What is required - All of the lines below are to be printed again exactly; images are excluded from the output.

Records supplied -
-.-.-

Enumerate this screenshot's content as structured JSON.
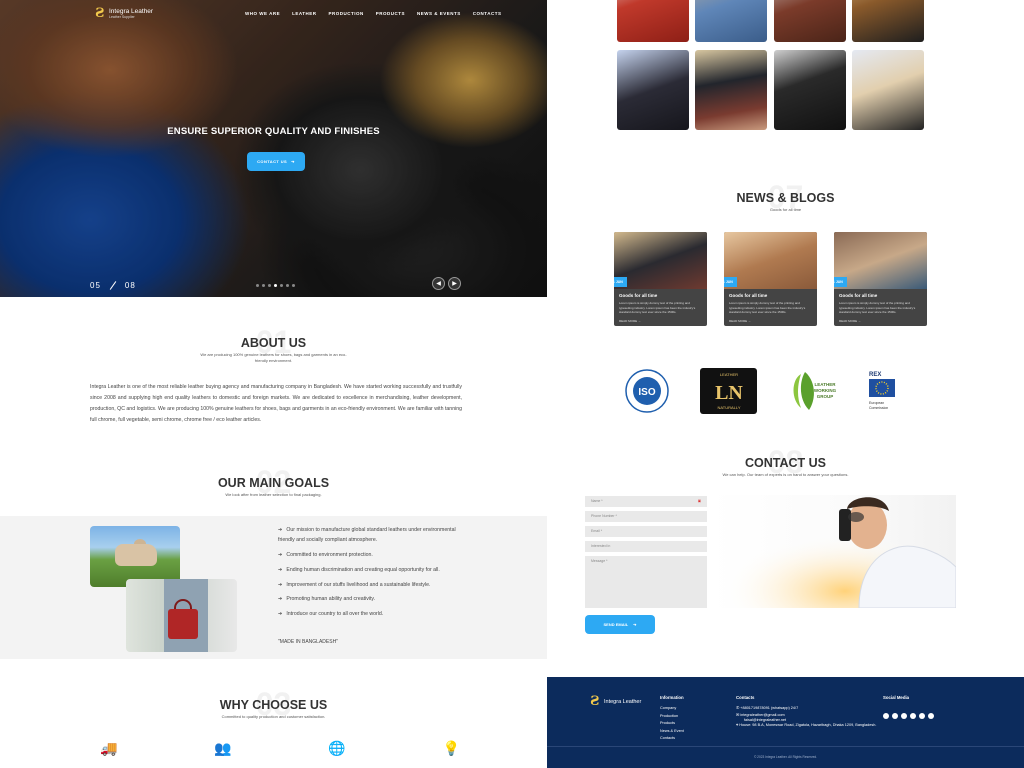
{
  "hero": {
    "brand": "Integra Leather",
    "brand_sub": "Leather Supplier",
    "nav": [
      "WHO WE ARE",
      "LEATHER",
      "PRODUCTION",
      "PRODUCTS",
      "NEWS & EVENTS",
      "CONTACTS"
    ],
    "title": "ENSURE SUPERIOR QUALITY AND FINISHES",
    "cta": "CONTACT US",
    "slide_current": "05",
    "slide_total": "08",
    "dots_total": 7,
    "dot_active": 4
  },
  "about": {
    "num": "01",
    "title": "ABOUT US",
    "subtitle": "We are producing 100% genuine leathers for shoes, bags and garments in an eco-friendly environment.",
    "body": "Integra Leather is one of the most reliable leather buying agency and manufacturing company in Bangladesh. We have started working successfully and trustfully since 2008 and supplying high end quality leathers to domestic and foreign markets. We are dedicated to excellence in merchandising, leather development, production, QC and logistics. We are producing 100% genuine leathers for shoes, bags and garments in an eco-friendly environment. We are familiar with tanning full chrome, full vegetable, semi chrome, chrome free / eco leather articles."
  },
  "goals": {
    "num": "02",
    "title": "OUR MAIN GOALS",
    "subtitle": "We look after from leather selection to final packaging.",
    "items": [
      "Our mission to manufacture global standard leathers under environmental friendly and socially compliant atmosphere.",
      "Committed to environment protection.",
      "Ending human discrimination and creating equal opportunity for all.",
      "Improvement of our stuffs livelihood and a sustainable lifestyle.",
      "Promoting human ability and creativity.",
      "Introduce our country to all over the world."
    ],
    "made_in": "\"MADE IN BANGLADESH\""
  },
  "why": {
    "num": "03",
    "title": "WHY CHOOSE US",
    "subtitle": "Committed to quality production and customer satisfaction.",
    "icons": [
      "delivery-truck-icon",
      "team-stars-icon",
      "global-network-icon",
      "idea-book-icon"
    ]
  },
  "news": {
    "num": "07",
    "title": "NEWS & BLOGS",
    "subtitle": "Goods for all time",
    "cards": [
      {
        "date": "11 JUN",
        "title": "Goods for all time",
        "text": "Lorem ipsum is simply dummy text of the printing and typesetting industry. Lorem ipsum has been the industry's standard dummy text ever since the 1500s.",
        "more": "READ MORE →"
      },
      {
        "date": "11 JUN",
        "title": "Goods for all time",
        "text": "Lorem ipsum is simply dummy text of the printing and typesetting industry. Lorem ipsum has been the industry's standard dummy text ever since the 1500s.",
        "more": "READ MORE →"
      },
      {
        "date": "11 JUN",
        "title": "Goods for all time",
        "text": "Lorem ipsum is simply dummy text of the printing and typesetting industry. Lorem ipsum has been the industry's standard dummy text ever since the 1500s.",
        "more": "READ MORE →"
      }
    ]
  },
  "certs": {
    "iso": "ISO",
    "iso_ring": "International Organization for Standardization",
    "lwg": "LEATHER WORKING GROUP",
    "ln_top": "LEATHER",
    "ln_bottom": "NATURALLY",
    "rex": "REX",
    "rex_sub": "European Commission"
  },
  "contact": {
    "num": "08",
    "title": "CONTACT US",
    "subtitle": "We can help. Our team of experts is on hand to answer your questions.",
    "fields": [
      "Name *",
      "Phone Number *",
      "Email *",
      "Interested in",
      "Message *"
    ],
    "send": "SEND EMAIL"
  },
  "footer": {
    "brand": "Integra Leather",
    "info_head": "Information",
    "info_items": [
      "Company",
      "Production",
      "Products",
      "News & Event",
      "Contacts"
    ],
    "contacts_head": "Contacts",
    "phone": "+8801719878091 (whatsapp) 24/7",
    "email": "integraleather@gmail.com",
    "email2": "faisal@integraleather.net",
    "address": "House: 98 B.A, Moneswar Road, Zigatola, Hazaribagh, Dhaka 1209, Bangladesh.",
    "social_head": "Social Media",
    "copyright": "© 2023 Integra Leather. All Rights Reserved."
  }
}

-.-.-

Response for this exercise -
Enumerate this screenshot's content as structured JSON.
{
  "hero": {
    "brand": "Integra Leather",
    "brand_sub": "Leather Supplier",
    "nav": [
      "WHO WE ARE",
      "LEATHER",
      "PRODUCTION",
      "PRODUCTS",
      "NEWS & EVENTS",
      "CONTACTS"
    ],
    "title": "ENSURE SUPERIOR QUALITY AND FINISHES",
    "cta": "CONTACT US",
    "slide_current": "05",
    "slide_total": "08",
    "dots_total": 7,
    "dot_active": 4
  },
  "about": {
    "num": "01",
    "title": "ABOUT US",
    "subtitle": "We are producing 100% genuine leathers for shoes, bags and garments in an eco-friendly environment.",
    "body": "Integra Leather is one of the most reliable leather buying agency and manufacturing company in Bangladesh. We have started working successfully and trustfully since 2008 and supplying high end quality leathers to domestic and foreign markets. We are dedicated to excellence in merchandising, leather development, production, QC and logistics. We are producing 100% genuine leathers for shoes, bags and garments in an eco-friendly environment. We are familiar with tanning full chrome, full vegetable, semi chrome, chrome free / eco leather articles."
  },
  "goals": {
    "num": "02",
    "title": "OUR MAIN GOALS",
    "subtitle": "We look after from leather selection to final packaging.",
    "items": [
      "Our mission to manufacture global standard leathers under environmental friendly and socially compliant atmosphere.",
      "Committed to environment protection.",
      "Ending human discrimination and creating equal opportunity for all.",
      "Improvement of our stuffs livelihood and a sustainable lifestyle.",
      "Promoting human ability and creativity.",
      "Introduce our country to all over the world."
    ],
    "made_in": "\"MADE IN BANGLADESH\""
  },
  "why": {
    "num": "03",
    "title": "WHY CHOOSE US",
    "subtitle": "Committed to quality production and customer satisfaction.",
    "icons": [
      "delivery-truck-icon",
      "team-stars-icon",
      "global-network-icon",
      "idea-book-icon"
    ]
  },
  "news": {
    "num": "07",
    "title": "NEWS & BLOGS",
    "subtitle": "Goods for all time",
    "cards": [
      {
        "date": "11 JUN",
        "title": "Goods for all time",
        "text": "Lorem ipsum is simply dummy text of the printing and typesetting industry. Lorem ipsum has been the industry's standard dummy text ever since the 1500s.",
        "more": "READ MORE →"
      },
      {
        "date": "11 JUN",
        "title": "Goods for all time",
        "text": "Lorem ipsum is simply dummy text of the printing and typesetting industry. Lorem ipsum has been the industry's standard dummy text ever since the 1500s.",
        "more": "READ MORE →"
      },
      {
        "date": "11 JUN",
        "title": "Goods for all time",
        "text": "Lorem ipsum is simply dummy text of the printing and typesetting industry. Lorem ipsum has been the industry's standard dummy text ever since the 1500s.",
        "more": "READ MORE →"
      }
    ]
  },
  "certs": {
    "iso": "ISO",
    "iso_ring": "International Organization for Standardization",
    "lwg": "LEATHER WORKING GROUP",
    "ln_top": "LEATHER",
    "ln_bottom": "NATURALLY",
    "rex": "REX",
    "rex_sub": "European Commission"
  },
  "contact": {
    "num": "08",
    "title": "CONTACT US",
    "subtitle": "We can help. Our team of experts is on hand to answer your questions.",
    "fields": [
      "Name *",
      "Phone Number *",
      "Email *",
      "Interested in",
      "Message *"
    ],
    "send": "SEND EMAIL"
  },
  "footer": {
    "brand": "Integra Leather",
    "info_head": "Information",
    "info_items": [
      "Company",
      "Production",
      "Products",
      "News & Event",
      "Contacts"
    ],
    "contacts_head": "Contacts",
    "phone": "+8801719878091 (whatsapp) 24/7",
    "email": "integraleather@gmail.com",
    "email2": "faisal@integraleather.net",
    "address": "House: 98 B.A, Moneswar Road, Zigatola, Hazaribagh, Dhaka 1209, Bangladesh.",
    "social_head": "Social Media",
    "copyright": "© 2023 Integra Leather. All Rights Reserved."
  }
}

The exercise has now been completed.